# [AIM OF THE EXERCISE]
Write out each line exactly as it stands, please.

# [RECORDS SHOWN]
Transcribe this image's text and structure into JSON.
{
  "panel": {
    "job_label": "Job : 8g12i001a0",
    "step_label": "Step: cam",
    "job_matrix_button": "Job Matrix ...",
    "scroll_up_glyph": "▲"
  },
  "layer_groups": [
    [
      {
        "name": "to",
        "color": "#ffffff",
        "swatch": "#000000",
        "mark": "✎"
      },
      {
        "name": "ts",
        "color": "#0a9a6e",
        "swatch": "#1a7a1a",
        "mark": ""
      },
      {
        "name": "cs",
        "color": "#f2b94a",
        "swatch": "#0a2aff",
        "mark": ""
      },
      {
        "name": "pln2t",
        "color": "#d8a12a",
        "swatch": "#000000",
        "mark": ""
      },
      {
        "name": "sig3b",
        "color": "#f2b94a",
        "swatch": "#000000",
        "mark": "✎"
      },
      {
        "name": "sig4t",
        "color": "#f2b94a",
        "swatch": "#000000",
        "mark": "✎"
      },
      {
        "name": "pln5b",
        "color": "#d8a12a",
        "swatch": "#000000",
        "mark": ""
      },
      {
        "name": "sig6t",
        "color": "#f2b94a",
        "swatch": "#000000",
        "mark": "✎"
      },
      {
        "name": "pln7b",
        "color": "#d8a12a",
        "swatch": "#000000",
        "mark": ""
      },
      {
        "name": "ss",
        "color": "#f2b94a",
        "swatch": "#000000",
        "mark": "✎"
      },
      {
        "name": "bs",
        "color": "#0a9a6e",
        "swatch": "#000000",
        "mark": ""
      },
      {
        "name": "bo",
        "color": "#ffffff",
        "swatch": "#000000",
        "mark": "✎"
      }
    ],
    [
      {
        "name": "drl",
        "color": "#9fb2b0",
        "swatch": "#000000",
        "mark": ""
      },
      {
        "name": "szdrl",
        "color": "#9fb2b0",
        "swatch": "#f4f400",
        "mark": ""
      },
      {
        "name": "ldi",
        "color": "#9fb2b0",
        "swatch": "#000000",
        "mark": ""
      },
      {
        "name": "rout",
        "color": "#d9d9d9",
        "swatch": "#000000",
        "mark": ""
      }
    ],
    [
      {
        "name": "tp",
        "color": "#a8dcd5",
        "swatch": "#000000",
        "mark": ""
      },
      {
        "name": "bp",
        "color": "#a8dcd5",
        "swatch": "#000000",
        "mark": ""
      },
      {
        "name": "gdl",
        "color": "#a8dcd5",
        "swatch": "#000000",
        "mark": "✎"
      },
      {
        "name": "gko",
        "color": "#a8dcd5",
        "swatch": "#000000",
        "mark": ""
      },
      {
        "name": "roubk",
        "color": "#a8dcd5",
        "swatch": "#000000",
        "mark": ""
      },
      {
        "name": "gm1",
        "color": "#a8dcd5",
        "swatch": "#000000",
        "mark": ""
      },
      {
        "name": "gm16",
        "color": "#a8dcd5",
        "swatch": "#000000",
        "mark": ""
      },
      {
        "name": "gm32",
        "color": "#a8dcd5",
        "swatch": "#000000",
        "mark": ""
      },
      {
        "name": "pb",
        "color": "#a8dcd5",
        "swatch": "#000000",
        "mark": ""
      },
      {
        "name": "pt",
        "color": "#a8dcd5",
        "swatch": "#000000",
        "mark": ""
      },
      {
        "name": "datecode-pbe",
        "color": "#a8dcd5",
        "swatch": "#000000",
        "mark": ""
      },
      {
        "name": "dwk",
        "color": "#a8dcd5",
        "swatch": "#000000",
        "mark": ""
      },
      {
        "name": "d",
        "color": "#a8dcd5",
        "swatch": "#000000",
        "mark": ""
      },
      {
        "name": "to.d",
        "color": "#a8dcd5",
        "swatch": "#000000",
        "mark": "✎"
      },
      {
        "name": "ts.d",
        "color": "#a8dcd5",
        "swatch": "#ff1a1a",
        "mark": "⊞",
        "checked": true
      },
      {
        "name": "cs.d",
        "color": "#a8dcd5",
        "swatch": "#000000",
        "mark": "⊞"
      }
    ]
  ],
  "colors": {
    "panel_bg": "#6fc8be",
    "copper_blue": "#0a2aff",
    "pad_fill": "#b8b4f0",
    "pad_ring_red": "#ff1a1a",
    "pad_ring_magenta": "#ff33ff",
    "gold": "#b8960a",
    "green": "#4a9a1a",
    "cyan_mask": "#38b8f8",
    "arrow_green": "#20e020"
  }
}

# [OUTPUT OF THE EXERCISE]
Transcribe this image's text and structure into JSON.
{
  "panel": {
    "job_label": "Job : 8g12i001a0",
    "step_label": "Step: cam",
    "job_matrix_button": "Job Matrix ...",
    "scroll_up_glyph": "▲"
  },
  "layer_groups": [
    [
      {
        "name": "to",
        "color": "#ffffff",
        "swatch": "#000000",
        "mark": "✎"
      },
      {
        "name": "ts",
        "color": "#0a9a6e",
        "swatch": "#1a7a1a",
        "mark": ""
      },
      {
        "name": "cs",
        "color": "#f2b94a",
        "swatch": "#0a2aff",
        "mark": ""
      },
      {
        "name": "pln2t",
        "color": "#d8a12a",
        "swatch": "#000000",
        "mark": ""
      },
      {
        "name": "sig3b",
        "color": "#f2b94a",
        "swatch": "#000000",
        "mark": "✎"
      },
      {
        "name": "sig4t",
        "color": "#f2b94a",
        "swatch": "#000000",
        "mark": "✎"
      },
      {
        "name": "pln5b",
        "color": "#d8a12a",
        "swatch": "#000000",
        "mark": ""
      },
      {
        "name": "sig6t",
        "color": "#f2b94a",
        "swatch": "#000000",
        "mark": "✎"
      },
      {
        "name": "pln7b",
        "color": "#d8a12a",
        "swatch": "#000000",
        "mark": ""
      },
      {
        "name": "ss",
        "color": "#f2b94a",
        "swatch": "#000000",
        "mark": "✎"
      },
      {
        "name": "bs",
        "color": "#0a9a6e",
        "swatch": "#000000",
        "mark": ""
      },
      {
        "name": "bo",
        "color": "#ffffff",
        "swatch": "#000000",
        "mark": "✎"
      }
    ],
    [
      {
        "name": "drl",
        "color": "#9fb2b0",
        "swatch": "#000000",
        "mark": ""
      },
      {
        "name": "szdrl",
        "color": "#9fb2b0",
        "swatch": "#f4f400",
        "mark": ""
      },
      {
        "name": "ldi",
        "color": "#9fb2b0",
        "swatch": "#000000",
        "mark": ""
      },
      {
        "name": "rout",
        "color": "#d9d9d9",
        "swatch": "#000000",
        "mark": ""
      }
    ],
    [
      {
        "name": "tp",
        "color": "#a8dcd5",
        "swatch": "#000000",
        "mark": ""
      },
      {
        "name": "bp",
        "color": "#a8dcd5",
        "swatch": "#000000",
        "mark": ""
      },
      {
        "name": "gdl",
        "color": "#a8dcd5",
        "swatch": "#000000",
        "mark": "✎"
      },
      {
        "name": "gko",
        "color": "#a8dcd5",
        "swatch": "#000000",
        "mark": ""
      },
      {
        "name": "roubk",
        "color": "#a8dcd5",
        "swatch": "#000000",
        "mark": ""
      },
      {
        "name": "gm1",
        "color": "#a8dcd5",
        "swatch": "#000000",
        "mark": ""
      },
      {
        "name": "gm16",
        "color": "#a8dcd5",
        "swatch": "#000000",
        "mark": ""
      },
      {
        "name": "gm32",
        "color": "#a8dcd5",
        "swatch": "#000000",
        "mark": ""
      },
      {
        "name": "pb",
        "color": "#a8dcd5",
        "swatch": "#000000",
        "mark": ""
      },
      {
        "name": "pt",
        "color": "#a8dcd5",
        "swatch": "#000000",
        "mark": ""
      },
      {
        "name": "datecode-pbe",
        "color": "#a8dcd5",
        "swatch": "#000000",
        "mark": ""
      },
      {
        "name": "dwk",
        "color": "#a8dcd5",
        "swatch": "#000000",
        "mark": ""
      },
      {
        "name": "d",
        "color": "#a8dcd5",
        "swatch": "#000000",
        "mark": ""
      },
      {
        "name": "to.d",
        "color": "#a8dcd5",
        "swatch": "#000000",
        "mark": "✎"
      },
      {
        "name": "ts.d",
        "color": "#a8dcd5",
        "swatch": "#ff1a1a",
        "mark": "⊞",
        "checked": true
      },
      {
        "name": "cs.d",
        "color": "#a8dcd5",
        "swatch": "#000000",
        "mark": "⊞"
      }
    ]
  ],
  "colors": {
    "panel_bg": "#6fc8be",
    "copper_blue": "#0a2aff",
    "pad_fill": "#b8b4f0",
    "pad_ring_red": "#ff1a1a",
    "pad_ring_magenta": "#ff33ff",
    "gold": "#b8960a",
    "green": "#4a9a1a",
    "cyan_mask": "#38b8f8",
    "arrow_green": "#20e020"
  }
}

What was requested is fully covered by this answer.